- **EXERCISE**
Find the word "values" in the records below. List each line containing it.

- **ENTRIES**

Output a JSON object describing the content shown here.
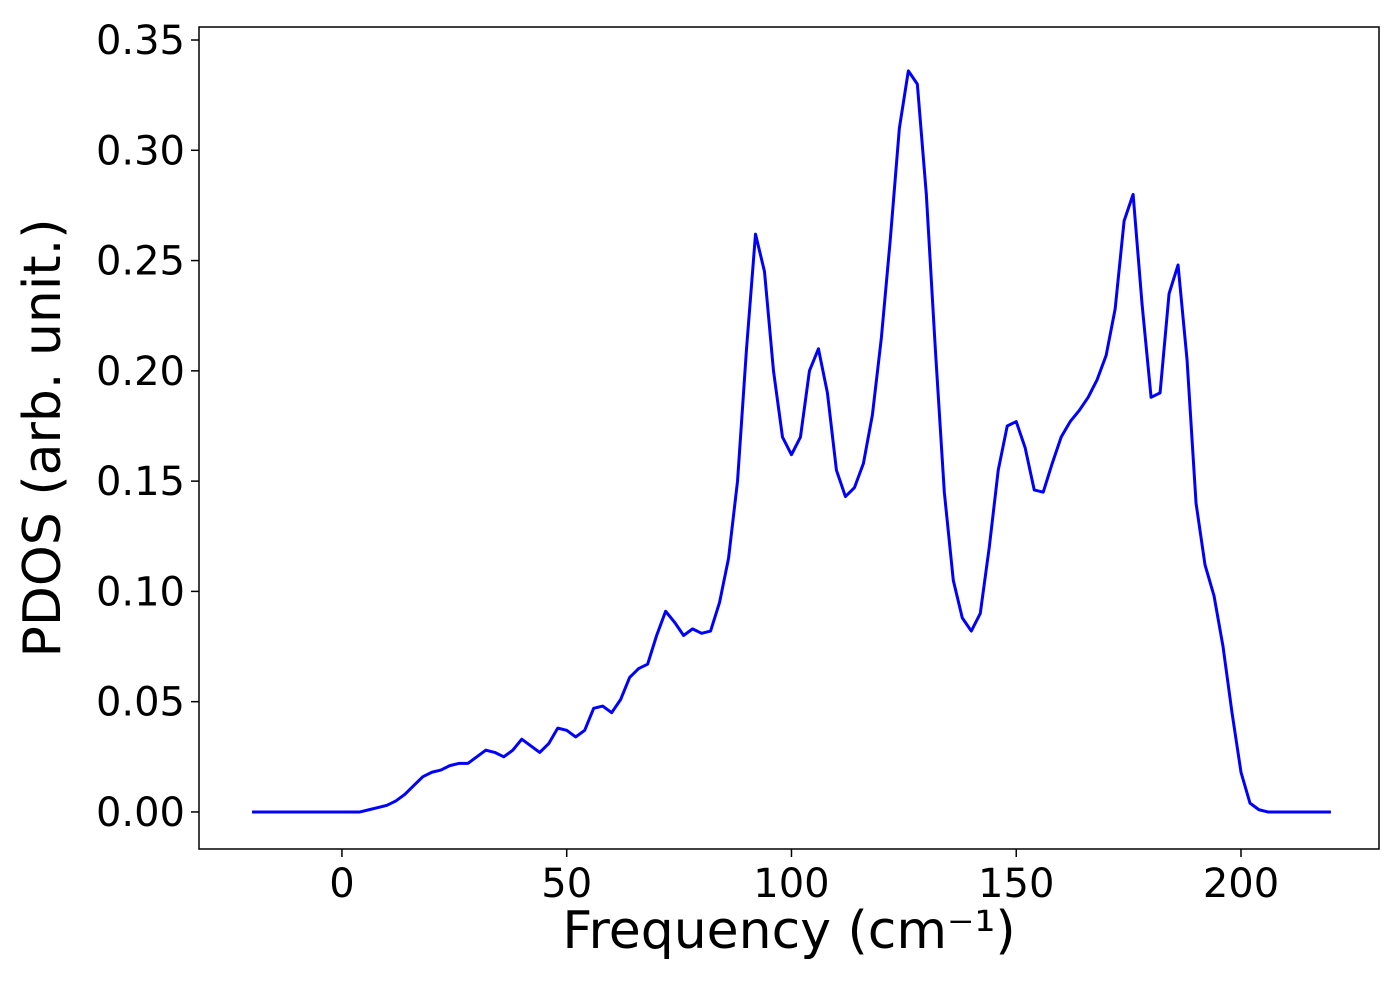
{
  "chart_data": {
    "type": "line",
    "xlabel": "Frequency (cm⁻¹)",
    "ylabel": "PDOS (arb. unit.)",
    "x": [
      -20,
      -18,
      -16,
      -14,
      -12,
      -10,
      -8,
      -6,
      -4,
      -2,
      0,
      2,
      4,
      6,
      8,
      10,
      12,
      14,
      16,
      18,
      20,
      22,
      24,
      26,
      28,
      30,
      32,
      34,
      36,
      38,
      40,
      42,
      44,
      46,
      48,
      50,
      52,
      54,
      56,
      58,
      60,
      62,
      64,
      66,
      68,
      70,
      72,
      74,
      76,
      78,
      80,
      82,
      84,
      86,
      88,
      90,
      92,
      94,
      96,
      98,
      100,
      102,
      104,
      106,
      108,
      110,
      112,
      114,
      116,
      118,
      120,
      122,
      124,
      126,
      128,
      130,
      132,
      134,
      136,
      138,
      140,
      142,
      144,
      146,
      148,
      150,
      152,
      154,
      156,
      158,
      160,
      162,
      164,
      166,
      168,
      170,
      172,
      174,
      176,
      178,
      180,
      182,
      184,
      186,
      188,
      190,
      192,
      194,
      196,
      198,
      200,
      202,
      204,
      206,
      208,
      210,
      212,
      214,
      216,
      218,
      220
    ],
    "series": [
      {
        "name": "PDOS",
        "color": "#0000ff",
        "values": [
          0,
          0,
          0,
          0,
          0,
          0,
          0,
          0,
          0,
          0,
          0,
          0,
          0,
          0.001,
          0.002,
          0.003,
          0.005,
          0.008,
          0.012,
          0.016,
          0.018,
          0.019,
          0.021,
          0.022,
          0.022,
          0.025,
          0.028,
          0.027,
          0.025,
          0.028,
          0.033,
          0.03,
          0.027,
          0.031,
          0.038,
          0.037,
          0.034,
          0.037,
          0.047,
          0.048,
          0.045,
          0.051,
          0.061,
          0.065,
          0.067,
          0.08,
          0.091,
          0.086,
          0.08,
          0.083,
          0.081,
          0.082,
          0.095,
          0.115,
          0.15,
          0.21,
          0.262,
          0.245,
          0.2,
          0.17,
          0.162,
          0.17,
          0.2,
          0.21,
          0.19,
          0.155,
          0.143,
          0.147,
          0.158,
          0.18,
          0.215,
          0.26,
          0.31,
          0.336,
          0.33,
          0.28,
          0.21,
          0.145,
          0.105,
          0.088,
          0.082,
          0.09,
          0.12,
          0.155,
          0.175,
          0.177,
          0.165,
          0.146,
          0.145,
          0.158,
          0.17,
          0.177,
          0.182,
          0.188,
          0.196,
          0.207,
          0.228,
          0.268,
          0.28,
          0.23,
          0.188,
          0.19,
          0.235,
          0.248,
          0.205,
          0.14,
          0.112,
          0.098,
          0.075,
          0.045,
          0.018,
          0.004,
          0.001,
          0,
          0,
          0,
          0,
          0,
          0,
          0,
          0
        ]
      }
    ],
    "xlim": [
      -31.8,
      230.7
    ],
    "ylim": [
      -0.0168,
      0.3559
    ],
    "xticks": [
      0,
      50,
      100,
      150,
      200
    ],
    "yticks": [
      {
        "value": 0,
        "label": "0.00"
      },
      {
        "value": 0.05,
        "label": "0.05"
      },
      {
        "value": 0.1,
        "label": "0.10"
      },
      {
        "value": 0.15,
        "label": "0.15"
      },
      {
        "value": 0.2,
        "label": "0.20"
      },
      {
        "value": 0.25,
        "label": "0.25"
      },
      {
        "value": 0.3,
        "label": "0.30"
      },
      {
        "value": 0.35,
        "label": "0.35"
      }
    ],
    "grid": false
  }
}
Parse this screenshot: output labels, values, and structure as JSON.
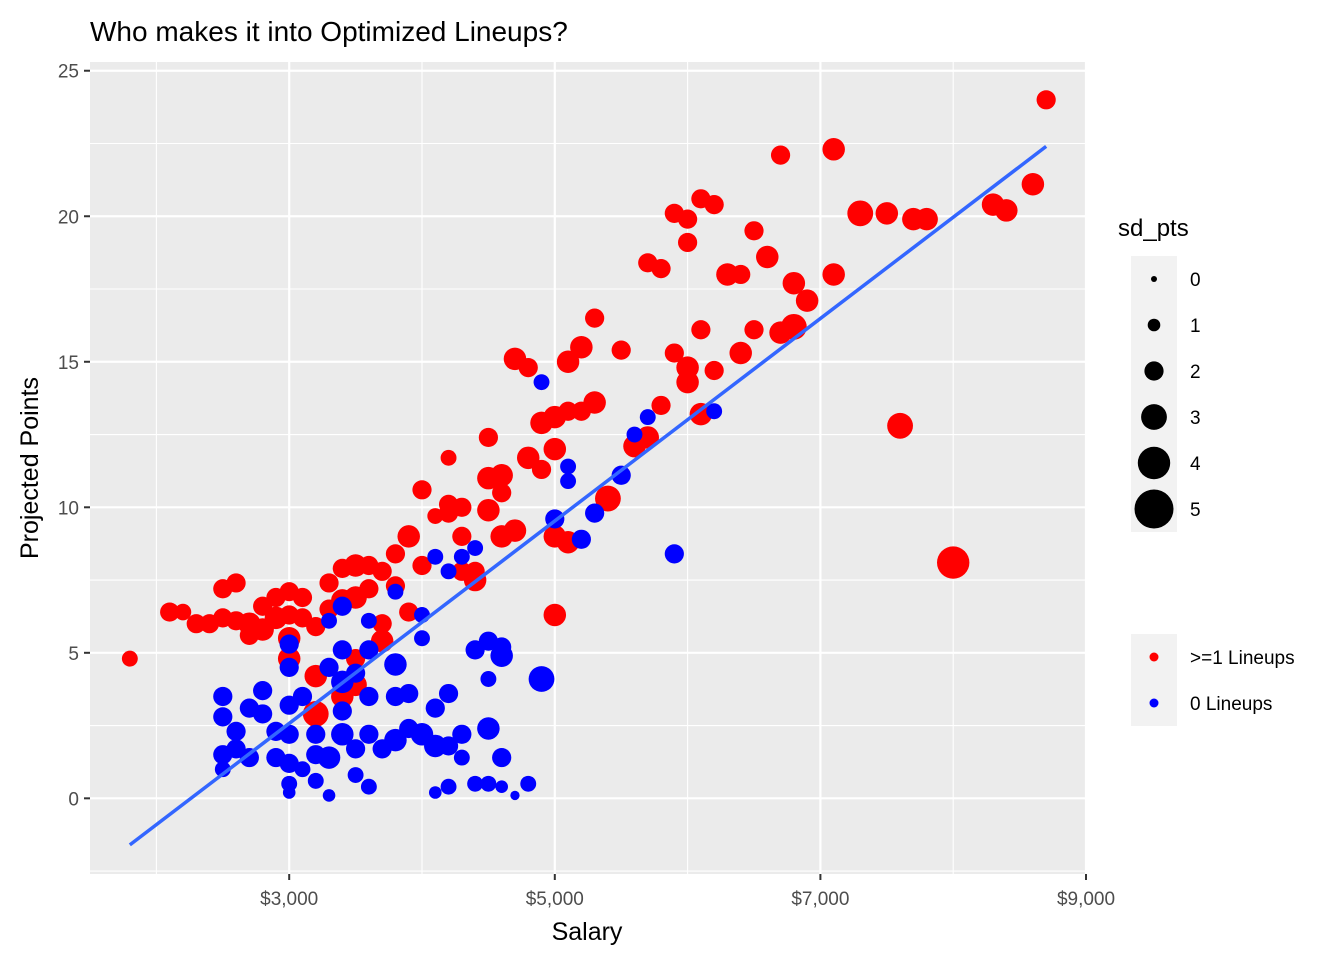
{
  "chart_data": {
    "type": "scatter",
    "title": "Who makes it into Optimized Lineups?",
    "xlabel": "Salary",
    "ylabel": "Projected Points",
    "xlim": [
      1500,
      9000
    ],
    "ylim": [
      -2.6,
      25.3
    ],
    "x_ticks": [
      3000,
      5000,
      7000,
      9000
    ],
    "x_tick_labels": [
      "$3,000",
      "$5,000",
      "$7,000",
      "$9,000"
    ],
    "y_ticks": [
      0,
      5,
      10,
      15,
      20,
      25
    ],
    "y_tick_labels": [
      "0",
      "5",
      "10",
      "15",
      "20",
      "25"
    ],
    "grid": true,
    "panel_background": "#ebebeb",
    "grid_color": "#ffffff",
    "size_legend": {
      "title": "sd_pts",
      "items": [
        {
          "label": "0",
          "value": 0
        },
        {
          "label": "1",
          "value": 1
        },
        {
          "label": "2",
          "value": 2
        },
        {
          "label": "3",
          "value": 3
        },
        {
          "label": "4",
          "value": 4
        },
        {
          "label": "5",
          "value": 5
        }
      ]
    },
    "color_legend": {
      "items": [
        {
          "label": ">=1 Lineups",
          "color": "#ff0000"
        },
        {
          "label": "0 Lineups",
          "color": "#0000ff"
        }
      ]
    },
    "trend_line": {
      "color": "#3366ff",
      "x": [
        1800,
        8700
      ],
      "y": [
        -1.6,
        22.4
      ]
    },
    "series": [
      {
        "name": ">=1 Lineups",
        "color": "#ff0000",
        "points": [
          [
            1800,
            4.8,
            1.5
          ],
          [
            2100,
            6.4,
            2
          ],
          [
            2200,
            6.4,
            1.6
          ],
          [
            2300,
            6.0,
            2
          ],
          [
            2400,
            6.0,
            2
          ],
          [
            2500,
            6.2,
            2
          ],
          [
            2500,
            7.2,
            2
          ],
          [
            2600,
            7.4,
            2
          ],
          [
            2600,
            6.1,
            2
          ],
          [
            2700,
            6.0,
            2.5
          ],
          [
            2700,
            5.6,
            2
          ],
          [
            2800,
            6.6,
            2
          ],
          [
            2800,
            5.8,
            2.5
          ],
          [
            2900,
            6.9,
            2
          ],
          [
            2900,
            6.2,
            2.5
          ],
          [
            3000,
            7.1,
            2
          ],
          [
            3000,
            6.3,
            2
          ],
          [
            3000,
            5.5,
            2.5
          ],
          [
            3000,
            4.8,
            2.5
          ],
          [
            3100,
            6.9,
            2
          ],
          [
            3100,
            6.2,
            2
          ],
          [
            3200,
            5.9,
            2
          ],
          [
            3200,
            4.2,
            2.5
          ],
          [
            3200,
            2.9,
            3
          ],
          [
            3300,
            7.4,
            2
          ],
          [
            3300,
            6.5,
            2
          ],
          [
            3400,
            7.9,
            2
          ],
          [
            3400,
            6.8,
            2.5
          ],
          [
            3400,
            3.5,
            2.5
          ],
          [
            3500,
            8.0,
            2.5
          ],
          [
            3500,
            6.9,
            2.5
          ],
          [
            3500,
            4.8,
            2
          ],
          [
            3500,
            3.9,
            2.5
          ],
          [
            3600,
            8.0,
            2
          ],
          [
            3600,
            7.2,
            2
          ],
          [
            3700,
            7.8,
            2
          ],
          [
            3700,
            6.0,
            2
          ],
          [
            3700,
            5.4,
            2.5
          ],
          [
            3800,
            8.4,
            2
          ],
          [
            3800,
            7.3,
            2
          ],
          [
            3900,
            9.0,
            2.5
          ],
          [
            3900,
            6.4,
            2
          ],
          [
            4000,
            8.0,
            2
          ],
          [
            4000,
            10.6,
            2
          ],
          [
            4100,
            9.7,
            1.5
          ],
          [
            4200,
            9.8,
            2
          ],
          [
            4200,
            11.7,
            1.5
          ],
          [
            4200,
            10.1,
            2
          ],
          [
            4300,
            10.0,
            2
          ],
          [
            4300,
            9.0,
            2
          ],
          [
            4300,
            7.8,
            2
          ],
          [
            4400,
            7.8,
            2
          ],
          [
            4400,
            7.5,
            2.5
          ],
          [
            4500,
            12.4,
            2
          ],
          [
            4500,
            11.0,
            2.5
          ],
          [
            4500,
            9.9,
            2.5
          ],
          [
            4600,
            11.1,
            2.5
          ],
          [
            4600,
            10.5,
            2
          ],
          [
            4600,
            9.0,
            2.5
          ],
          [
            4700,
            9.2,
            2.5
          ],
          [
            4700,
            15.1,
            2.5
          ],
          [
            4800,
            14.8,
            2
          ],
          [
            4800,
            11.7,
            2.5
          ],
          [
            4900,
            12.9,
            2.5
          ],
          [
            4900,
            11.3,
            2
          ],
          [
            5000,
            13.1,
            2.5
          ],
          [
            5000,
            12.0,
            2.5
          ],
          [
            5000,
            9.0,
            2.5
          ],
          [
            5000,
            6.3,
            2.5
          ],
          [
            5100,
            13.3,
            2
          ],
          [
            5100,
            8.8,
            2.5
          ],
          [
            5100,
            15.0,
            2.5
          ],
          [
            5200,
            15.5,
            2.5
          ],
          [
            5200,
            13.3,
            2
          ],
          [
            5300,
            16.5,
            2
          ],
          [
            5300,
            13.6,
            2.5
          ],
          [
            5400,
            10.3,
            3
          ],
          [
            5500,
            15.4,
            2
          ],
          [
            5600,
            12.1,
            2.5
          ],
          [
            5700,
            18.4,
            2
          ],
          [
            5700,
            12.4,
            2.5
          ],
          [
            5800,
            18.2,
            2
          ],
          [
            5800,
            13.5,
            2
          ],
          [
            5900,
            20.1,
            2
          ],
          [
            5900,
            15.3,
            2
          ],
          [
            6000,
            19.9,
            2
          ],
          [
            6000,
            19.1,
            2
          ],
          [
            6000,
            14.8,
            2.5
          ],
          [
            6000,
            14.3,
            2.5
          ],
          [
            6100,
            20.6,
            2
          ],
          [
            6100,
            16.1,
            2
          ],
          [
            6100,
            13.2,
            2.5
          ],
          [
            6200,
            20.4,
            2
          ],
          [
            6200,
            14.7,
            2
          ],
          [
            6300,
            18.0,
            2.5
          ],
          [
            6400,
            15.3,
            2.5
          ],
          [
            6400,
            18.0,
            2
          ],
          [
            6500,
            19.5,
            2
          ],
          [
            6500,
            16.1,
            2
          ],
          [
            6600,
            18.6,
            2.5
          ],
          [
            6700,
            22.1,
            2
          ],
          [
            6700,
            16.0,
            2.5
          ],
          [
            6800,
            16.2,
            3
          ],
          [
            6800,
            17.7,
            2.5
          ],
          [
            6900,
            17.1,
            2.5
          ],
          [
            7100,
            22.3,
            2.5
          ],
          [
            7100,
            18.0,
            2.5
          ],
          [
            7300,
            20.1,
            3
          ],
          [
            7500,
            20.1,
            2.5
          ],
          [
            7600,
            12.8,
            3
          ],
          [
            7700,
            19.9,
            2.5
          ],
          [
            7800,
            19.9,
            2.5
          ],
          [
            8000,
            8.1,
            4
          ],
          [
            8300,
            20.4,
            2.5
          ],
          [
            8400,
            20.2,
            2.5
          ],
          [
            8600,
            21.1,
            2.5
          ],
          [
            8700,
            24.0,
            2
          ]
        ]
      },
      {
        "name": "0 Lineups",
        "color": "#0000ff",
        "points": [
          [
            2500,
            3.5,
            2
          ],
          [
            2500,
            2.8,
            2
          ],
          [
            2500,
            1.5,
            2
          ],
          [
            2500,
            1.0,
            1.5
          ],
          [
            2600,
            2.3,
            2
          ],
          [
            2600,
            1.7,
            2
          ],
          [
            2700,
            3.1,
            2
          ],
          [
            2700,
            1.4,
            2
          ],
          [
            2800,
            2.9,
            2
          ],
          [
            2800,
            3.7,
            2
          ],
          [
            2900,
            2.3,
            2
          ],
          [
            2900,
            1.4,
            2
          ],
          [
            3000,
            5.3,
            2
          ],
          [
            3000,
            4.5,
            2
          ],
          [
            3000,
            3.2,
            2
          ],
          [
            3000,
            2.2,
            2
          ],
          [
            3000,
            1.2,
            2
          ],
          [
            3000,
            0.5,
            1.5
          ],
          [
            3000,
            0.2,
            1
          ],
          [
            3100,
            3.5,
            2
          ],
          [
            3100,
            1.0,
            1.5
          ],
          [
            3200,
            2.2,
            2
          ],
          [
            3200,
            1.5,
            2
          ],
          [
            3200,
            0.6,
            1.5
          ],
          [
            3300,
            6.1,
            1.5
          ],
          [
            3300,
            4.5,
            2
          ],
          [
            3300,
            1.4,
            2.5
          ],
          [
            3300,
            0.1,
            1
          ],
          [
            3400,
            6.6,
            2
          ],
          [
            3400,
            5.1,
            2
          ],
          [
            3400,
            4.0,
            2.5
          ],
          [
            3400,
            3.0,
            2
          ],
          [
            3400,
            2.2,
            2.5
          ],
          [
            3500,
            4.3,
            2
          ],
          [
            3500,
            1.7,
            2
          ],
          [
            3500,
            0.8,
            1.5
          ],
          [
            3600,
            6.1,
            1.5
          ],
          [
            3600,
            5.1,
            2
          ],
          [
            3600,
            3.5,
            2
          ],
          [
            3600,
            2.2,
            2
          ],
          [
            3600,
            0.4,
            1.5
          ],
          [
            3700,
            1.7,
            2
          ],
          [
            3800,
            4.6,
            2.5
          ],
          [
            3800,
            3.5,
            2
          ],
          [
            3800,
            2.0,
            2.5
          ],
          [
            3800,
            7.1,
            1.5
          ],
          [
            3900,
            3.6,
            2
          ],
          [
            3900,
            2.4,
            2
          ],
          [
            4000,
            6.3,
            1.5
          ],
          [
            4000,
            5.5,
            1.5
          ],
          [
            4000,
            2.2,
            2.5
          ],
          [
            4100,
            8.3,
            1.5
          ],
          [
            4100,
            3.1,
            2
          ],
          [
            4100,
            1.8,
            2.5
          ],
          [
            4100,
            0.2,
            1
          ],
          [
            4200,
            7.8,
            1.5
          ],
          [
            4200,
            3.6,
            2
          ],
          [
            4200,
            1.8,
            2
          ],
          [
            4200,
            0.4,
            1.5
          ],
          [
            4300,
            8.3,
            1.5
          ],
          [
            4300,
            2.2,
            2
          ],
          [
            4300,
            1.4,
            1.5
          ],
          [
            4400,
            8.6,
            1.5
          ],
          [
            4400,
            5.1,
            2
          ],
          [
            4400,
            0.5,
            1.5
          ],
          [
            4500,
            5.4,
            2
          ],
          [
            4500,
            4.1,
            1.5
          ],
          [
            4500,
            2.4,
            2.5
          ],
          [
            4500,
            0.5,
            1.5
          ],
          [
            4600,
            5.2,
            2
          ],
          [
            4600,
            4.9,
            2.5
          ],
          [
            4600,
            1.4,
            2
          ],
          [
            4600,
            0.4,
            1
          ],
          [
            4700,
            0.1,
            0.5
          ],
          [
            4800,
            0.5,
            1.5
          ],
          [
            4900,
            14.3,
            1.5
          ],
          [
            4900,
            4.1,
            3
          ],
          [
            5000,
            9.6,
            2
          ],
          [
            5100,
            11.4,
            1.5
          ],
          [
            5100,
            10.9,
            1.5
          ],
          [
            5200,
            8.9,
            2
          ],
          [
            5300,
            9.8,
            2
          ],
          [
            5500,
            11.1,
            2
          ],
          [
            5600,
            12.5,
            1.5
          ],
          [
            5700,
            13.1,
            1.5
          ],
          [
            5900,
            8.4,
            2
          ],
          [
            6200,
            13.3,
            1.5
          ]
        ]
      }
    ]
  }
}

- **PROBLEM SOLUTION**
        "values": [
Parse this screenshot: output labels, values, and structure as JSON.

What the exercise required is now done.